**Requirement**
Check every line of the entries below for the word "Length", and copy the ones that have it.
====
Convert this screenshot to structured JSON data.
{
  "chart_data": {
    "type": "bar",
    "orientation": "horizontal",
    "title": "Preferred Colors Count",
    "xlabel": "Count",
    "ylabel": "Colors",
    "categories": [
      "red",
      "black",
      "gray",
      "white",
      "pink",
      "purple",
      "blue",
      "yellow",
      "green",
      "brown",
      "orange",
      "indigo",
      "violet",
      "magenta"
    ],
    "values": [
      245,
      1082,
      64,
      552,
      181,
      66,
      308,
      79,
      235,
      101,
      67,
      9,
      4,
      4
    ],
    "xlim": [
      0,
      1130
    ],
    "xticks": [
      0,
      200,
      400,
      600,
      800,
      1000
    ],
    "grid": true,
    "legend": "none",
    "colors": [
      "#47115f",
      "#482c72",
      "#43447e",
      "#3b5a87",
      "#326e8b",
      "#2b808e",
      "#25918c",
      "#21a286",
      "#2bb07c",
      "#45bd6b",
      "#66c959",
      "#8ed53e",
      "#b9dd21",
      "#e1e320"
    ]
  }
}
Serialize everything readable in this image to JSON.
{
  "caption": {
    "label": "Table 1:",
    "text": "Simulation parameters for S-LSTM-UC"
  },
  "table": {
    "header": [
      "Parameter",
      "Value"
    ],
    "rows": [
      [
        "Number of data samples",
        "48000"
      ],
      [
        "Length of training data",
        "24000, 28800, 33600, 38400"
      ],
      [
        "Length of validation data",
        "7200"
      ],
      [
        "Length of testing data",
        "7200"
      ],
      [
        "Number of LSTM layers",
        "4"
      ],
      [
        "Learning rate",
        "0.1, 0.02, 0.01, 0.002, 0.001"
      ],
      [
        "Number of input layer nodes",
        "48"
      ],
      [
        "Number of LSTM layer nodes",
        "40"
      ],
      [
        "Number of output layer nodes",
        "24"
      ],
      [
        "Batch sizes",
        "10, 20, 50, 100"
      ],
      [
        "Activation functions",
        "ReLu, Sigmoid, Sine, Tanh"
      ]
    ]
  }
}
====
**Exercise answer**
        "Length of training data",
        "Length of validation data",
        "Length of testing data",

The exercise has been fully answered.